-- ENTRIES PROVIDED --
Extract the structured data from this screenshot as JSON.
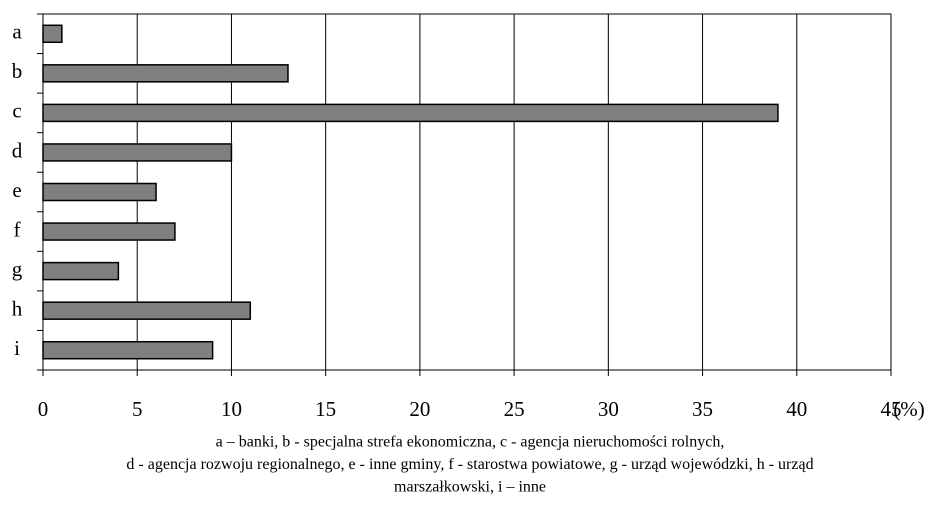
{
  "chart_data": {
    "type": "hbar",
    "categories": [
      "a",
      "b",
      "c",
      "d",
      "e",
      "f",
      "g",
      "h",
      "i"
    ],
    "values": [
      1,
      13,
      39,
      10,
      6,
      7,
      4,
      11,
      9
    ],
    "color": "#808080",
    "xlim": [
      0,
      45
    ],
    "xticks": [
      0,
      5,
      10,
      15,
      20,
      25,
      30,
      35,
      40,
      45
    ],
    "x_label": "(%)",
    "grid": true,
    "caption": [
      "a – banki, b - specjalna strefa ekonomiczna, c - agencja nieruchomości rolnych,",
      "d - agencja rozwoju regionalnego, e - inne gminy, f - starostwa powiatowe, g - urząd wojewódzki, h - urząd",
      "marszałkowski, i – inne"
    ]
  }
}
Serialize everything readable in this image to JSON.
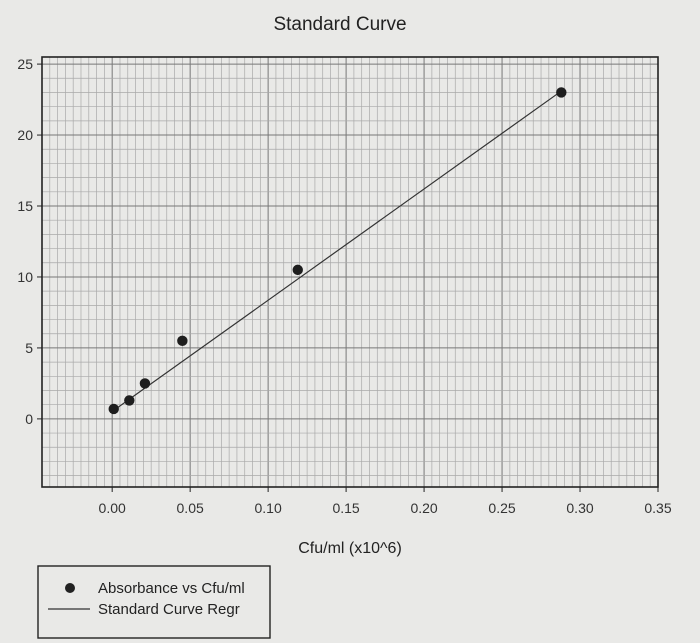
{
  "chart_data": {
    "type": "scatter",
    "title": "Standard Curve",
    "xlabel": "Cfu/ml (x10^6)",
    "ylabel": "",
    "xlim": [
      -0.045,
      0.35
    ],
    "ylim": [
      -4.8,
      25.5
    ],
    "xticks": [
      "0.00",
      "0.05",
      "0.10",
      "0.15",
      "0.20",
      "0.25",
      "0.30",
      "0.35"
    ],
    "yticks": [
      "0",
      "5",
      "10",
      "15",
      "20",
      "25"
    ],
    "grid": true,
    "legend_position": "bottom-left",
    "series": [
      {
        "name": "Absorbance vs Cfu/ml",
        "kind": "points",
        "x": [
          0.001,
          0.011,
          0.021,
          0.045,
          0.119,
          0.288
        ],
        "y": [
          0.7,
          1.3,
          2.5,
          5.5,
          10.5,
          23.0
        ]
      },
      {
        "name": "Standard Curve Regr",
        "kind": "line",
        "x": [
          0.001,
          0.288
        ],
        "y": [
          0.6,
          23.1
        ]
      }
    ]
  }
}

-- WORK TO BE COMPLETED --
Retype every entry verbatim and exclude the pictures from the copy.

-- PROBLEM SOLUTION --
Extract the structured data from this screenshot as JSON.
{
  "chart_data": {
    "type": "hbar",
    "categories": [
      "a",
      "b",
      "c",
      "d",
      "e",
      "f",
      "g",
      "h",
      "i"
    ],
    "values": [
      1,
      13,
      39,
      10,
      6,
      7,
      4,
      11,
      9
    ],
    "color": "#808080",
    "xlim": [
      0,
      45
    ],
    "xticks": [
      0,
      5,
      10,
      15,
      20,
      25,
      30,
      35,
      40,
      45
    ],
    "x_label": "(%)",
    "grid": true,
    "caption": [
      "a – banki, b - specjalna strefa ekonomiczna, c - agencja nieruchomości rolnych,",
      "d - agencja rozwoju regionalnego, e - inne gminy, f - starostwa powiatowe, g - urząd wojewódzki, h - urząd",
      "marszałkowski, i – inne"
    ]
  }
}
Serialize everything readable in this image to JSON.
{
  "chart_data": {
    "type": "scatter",
    "title": "Standard Curve",
    "xlabel": "Cfu/ml (x10^6)",
    "ylabel": "",
    "xlim": [
      -0.045,
      0.35
    ],
    "ylim": [
      -4.8,
      25.5
    ],
    "xticks": [
      "0.00",
      "0.05",
      "0.10",
      "0.15",
      "0.20",
      "0.25",
      "0.30",
      "0.35"
    ],
    "yticks": [
      "0",
      "5",
      "10",
      "15",
      "20",
      "25"
    ],
    "grid": true,
    "legend_position": "bottom-left",
    "series": [
      {
        "name": "Absorbance vs Cfu/ml",
        "kind": "points",
        "x": [
          0.001,
          0.011,
          0.021,
          0.045,
          0.119,
          0.288
        ],
        "y": [
          0.7,
          1.3,
          2.5,
          5.5,
          10.5,
          23.0
        ]
      },
      {
        "name": "Standard Curve Regr",
        "kind": "line",
        "x": [
          0.001,
          0.288
        ],
        "y": [
          0.6,
          23.1
        ]
      }
    ]
  }
}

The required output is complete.